• **TO BE DONE**
All of the lines below are to be transcribed faithfully, with pictures excluded from the copy.

• **DATA PROVIDED**
****

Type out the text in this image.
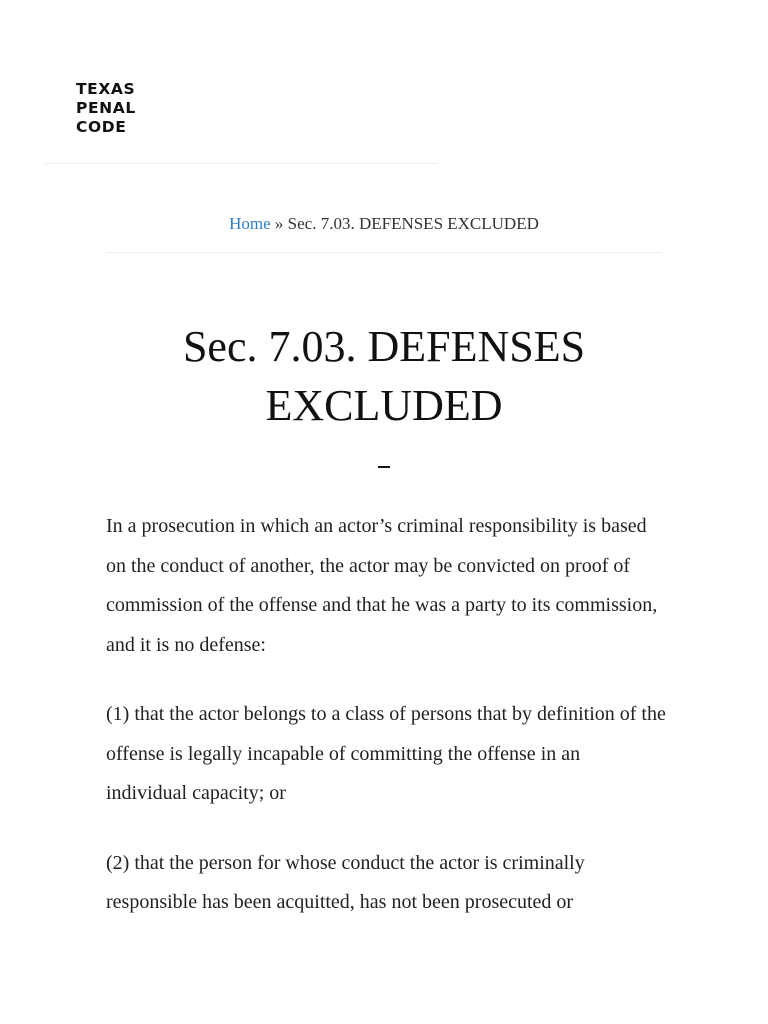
TEXAS
PENAL
CODE
Home » Sec. 7.03. DEFENSES EXCLUDED
Sec. 7.03. DEFENSES EXCLUDED

In a prosecution in which an actor’s criminal responsibility is based on the conduct of another, the actor may be convicted on proof of commission of the offense and that he was a party to its commission, and it is no defense:

(1) that the actor belongs to a class of persons that by definition of the offense is legally incapable of committing the offense in an individual capacity; or

(2) that the person for whose conduct the actor is criminally responsible has been acquitted, has not been prosecuted or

****

• **WRITTEN ANSWER**
Type out the text in this image.
TEXAS
PENAL
CODE
Home » Sec. 7.03. DEFENSES EXCLUDED
Sec. 7.03. DEFENSES EXCLUDED

In a prosecution in which an actor’s criminal responsibility is based on the conduct of another, the actor may be convicted on proof of commission of the offense and that he was a party to its commission, and it is no defense:

(1) that the actor belongs to a class of persons that by definition of the offense is legally incapable of committing the offense in an individual capacity; or

(2) that the person for whose conduct the actor is criminally responsible has been acquitted, has not been prosecuted or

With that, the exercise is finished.